Stored data entries:
^^^^^^^^^^^^^^^^

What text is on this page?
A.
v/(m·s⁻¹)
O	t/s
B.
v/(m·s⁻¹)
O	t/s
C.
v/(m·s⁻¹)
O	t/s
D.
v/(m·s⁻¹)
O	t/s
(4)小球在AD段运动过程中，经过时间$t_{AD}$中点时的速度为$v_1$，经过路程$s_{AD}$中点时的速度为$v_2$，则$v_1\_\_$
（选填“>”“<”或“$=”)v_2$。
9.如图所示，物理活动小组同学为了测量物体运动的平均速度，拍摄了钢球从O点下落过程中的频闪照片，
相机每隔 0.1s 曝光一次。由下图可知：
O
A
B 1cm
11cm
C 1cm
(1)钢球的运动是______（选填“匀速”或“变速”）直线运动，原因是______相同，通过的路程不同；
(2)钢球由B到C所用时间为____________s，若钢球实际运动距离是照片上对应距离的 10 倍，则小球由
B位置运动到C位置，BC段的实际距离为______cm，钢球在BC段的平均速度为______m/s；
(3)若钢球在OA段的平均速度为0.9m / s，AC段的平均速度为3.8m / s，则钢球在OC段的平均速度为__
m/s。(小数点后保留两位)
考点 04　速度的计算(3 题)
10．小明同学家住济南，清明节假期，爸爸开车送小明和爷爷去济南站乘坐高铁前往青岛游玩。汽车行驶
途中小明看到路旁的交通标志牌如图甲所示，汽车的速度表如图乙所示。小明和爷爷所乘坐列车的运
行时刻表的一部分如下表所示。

^^^^^^^^^^^^^^^^

WHAT TO DO: Please reproduce each record precisely as written.

RIGHT ANSWER:
What text is on this page?
A.
v/(m·s⁻¹)
O	t/s
B.
v/(m·s⁻¹)
O	t/s
C.
v/(m·s⁻¹)
O	t/s
D.
v/(m·s⁻¹)
O	t/s
(4)小球在AD段运动过程中，经过时间$t_{AD}$中点时的速度为$v_1$，经过路程$s_{AD}$中点时的速度为$v_2$，则$v_1\_\_$
（选填“>”“<”或“$=”)v_2$。
9.如图所示，物理活动小组同学为了测量物体运动的平均速度，拍摄了钢球从O点下落过程中的频闪照片，
相机每隔 0.1s 曝光一次。由下图可知：
O
A
B 1cm
11cm
C 1cm
(1)钢球的运动是______（选填“匀速”或“变速”）直线运动，原因是______相同，通过的路程不同；
(2)钢球由B到C所用时间为____________s，若钢球实际运动距离是照片上对应距离的 10 倍，则小球由
B位置运动到C位置，BC段的实际距离为______cm，钢球在BC段的平均速度为______m/s；
(3)若钢球在OA段的平均速度为0.9m / s，AC段的平均速度为3.8m / s，则钢球在OC段的平均速度为__
m/s。(小数点后保留两位)
考点 04　速度的计算(3 题)
10．小明同学家住济南，清明节假期，爸爸开车送小明和爷爷去济南站乘坐高铁前往青岛游玩。汽车行驶
途中小明看到路旁的交通标志牌如图甲所示，汽车的速度表如图乙所示。小明和爷爷所乘坐列车的运
行时刻表的一部分如下表所示。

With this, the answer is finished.